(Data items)

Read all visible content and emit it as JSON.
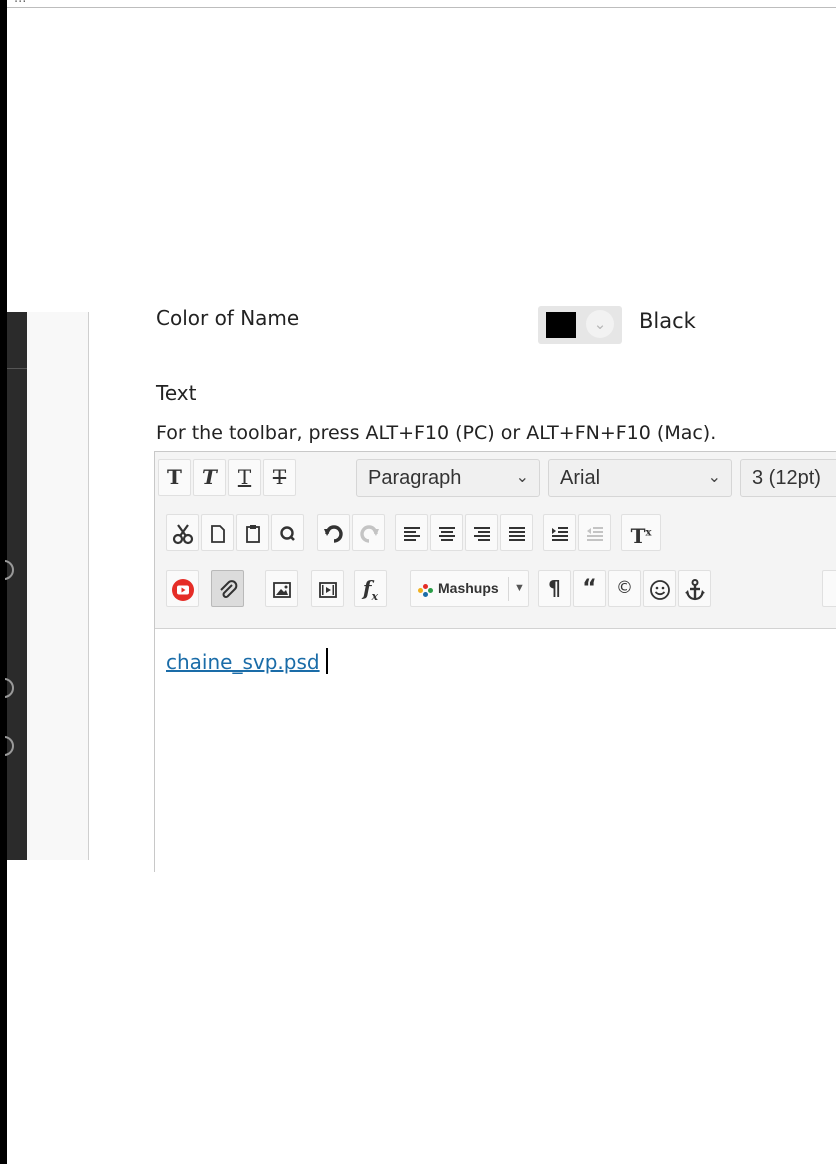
{
  "window": {
    "top_clip_text": "..."
  },
  "form": {
    "color_label": "Color of Name",
    "color_value": "Black",
    "swatch_color": "#000000",
    "text_label": "Text",
    "toolbar_hint": "For the toolbar, press ALT+F10 (PC) or ALT+FN+F10 (Mac)."
  },
  "toolbar": {
    "row1": {
      "bold": "T",
      "italic": "T",
      "underline": "T",
      "strikethrough": "T",
      "block_format": "Paragraph",
      "font_family": "Arial",
      "font_size": "3 (12pt)"
    },
    "row2": {
      "icons": [
        "cut-icon",
        "copy-icon",
        "paste-icon",
        "find-icon",
        "undo-icon",
        "redo-icon",
        "align-left-icon",
        "align-center-icon",
        "align-right-icon",
        "align-justify-icon",
        "indent-icon",
        "outdent-icon",
        "superscript-icon"
      ]
    },
    "row3": {
      "mashups_label": "Mashups",
      "icons": [
        "youtube-icon",
        "attach-icon",
        "image-icon",
        "media-icon",
        "math-formula-icon",
        "paragraph-mark-icon",
        "quote-icon",
        "copyright-icon",
        "emoticon-icon",
        "anchor-icon"
      ]
    }
  },
  "editor": {
    "link_text": "chaine_svp.psd"
  },
  "colors": {
    "link": "#1a6ca8",
    "youtube": "#e52d27",
    "rail": "#2b2b2b"
  }
}
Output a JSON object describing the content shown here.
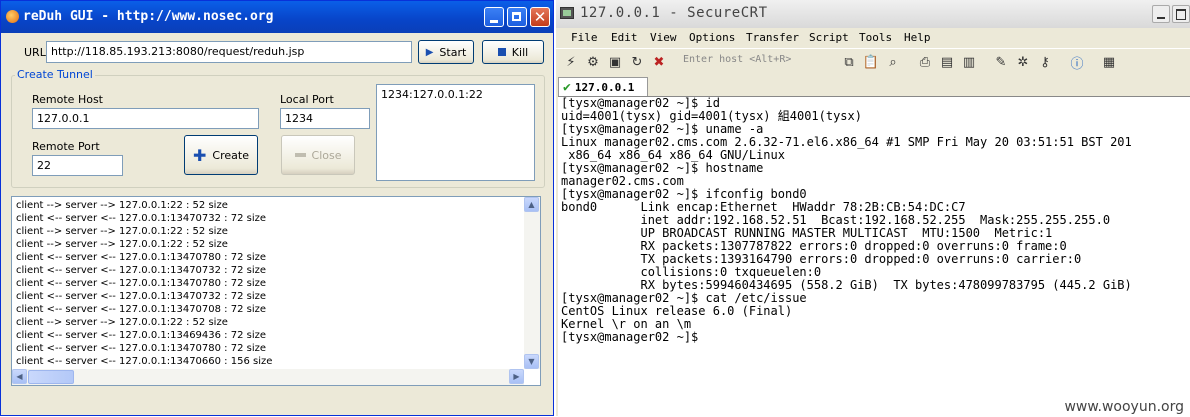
{
  "left_window": {
    "title": "reDuh GUI - http://www.nosec.org",
    "url_label": "URL",
    "url_value": "http://118.85.193.213:8080/request/reduh.jsp",
    "start_label": "Start",
    "kill_label": "Kill",
    "group_title": "Create Tunnel",
    "remote_host_label": "Remote Host",
    "remote_host_value": "127.0.0.1",
    "local_port_label": "Local Port",
    "local_port_value": "1234",
    "remote_port_label": "Remote Port",
    "remote_port_value": "22",
    "create_label": "Create",
    "close_label": "Close",
    "tunnel_list": [
      "1234:127.0.0.1:22"
    ],
    "log": [
      "client --> server --> 127.0.0.1:22 : 52 size",
      "client <-- server <-- 127.0.0.1:13470732 : 72 size",
      "client --> server --> 127.0.0.1:22 : 52 size",
      "client --> server --> 127.0.0.1:22 : 52 size",
      "client <-- server <-- 127.0.0.1:13470780 : 72 size",
      "client <-- server <-- 127.0.0.1:13470732 : 72 size",
      "client <-- server <-- 127.0.0.1:13470780 : 72 size",
      "client <-- server <-- 127.0.0.1:13470732 : 72 size",
      "client <-- server <-- 127.0.0.1:13470708 : 72 size",
      "client --> server --> 127.0.0.1:22 : 52 size",
      "client <-- server <-- 127.0.0.1:13469436 : 72 size",
      "client <-- server <-- 127.0.0.1:13470780 : 72 size",
      "client <-- server <-- 127.0.0.1:13470660 : 156 size"
    ]
  },
  "right_window": {
    "title": "127.0.0.1 - SecureCRT",
    "menu": [
      "File",
      "Edit",
      "View",
      "Options",
      "Transfer",
      "Script",
      "Tools",
      "Help"
    ],
    "enter_host_placeholder": "Enter host <Alt+R>",
    "tab_label": "127.0.0.1",
    "terminal_lines": [
      "[tysx@manager02 ~]$ id",
      "uid=4001(tysx) gid=4001(tysx) 組4001(tysx)",
      "[tysx@manager02 ~]$ uname -a",
      "Linux manager02.cms.com 2.6.32-71.el6.x86_64 #1 SMP Fri May 20 03:51:51 BST 201",
      " x86_64 x86_64 x86_64 GNU/Linux",
      "[tysx@manager02 ~]$ hostname",
      "manager02.cms.com",
      "[tysx@manager02 ~]$ ifconfig bond0",
      "bond0      Link encap:Ethernet  HWaddr 78:2B:CB:54:DC:C7",
      "           inet addr:192.168.52.51  Bcast:192.168.52.255  Mask:255.255.255.0",
      "           UP BROADCAST RUNNING MASTER MULTICAST  MTU:1500  Metric:1",
      "           RX packets:1307787822 errors:0 dropped:0 overruns:0 frame:0",
      "           TX packets:1393164790 errors:0 dropped:0 overruns:0 carrier:0",
      "           collisions:0 txqueuelen:0",
      "           RX bytes:599460434695 (558.2 GiB)  TX bytes:478099783795 (445.2 GiB)",
      "",
      "[tysx@manager02 ~]$ cat /etc/issue",
      "CentOS Linux release 6.0 (Final)",
      "Kernel \\r on an \\m",
      "",
      "[tysx@manager02 ~]$ "
    ]
  },
  "watermark": "www.wooyun.org"
}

• [Written task]: Above are some records. Report the number of their lines that include "toolbar", and add nothing else.

• [The reply]: 2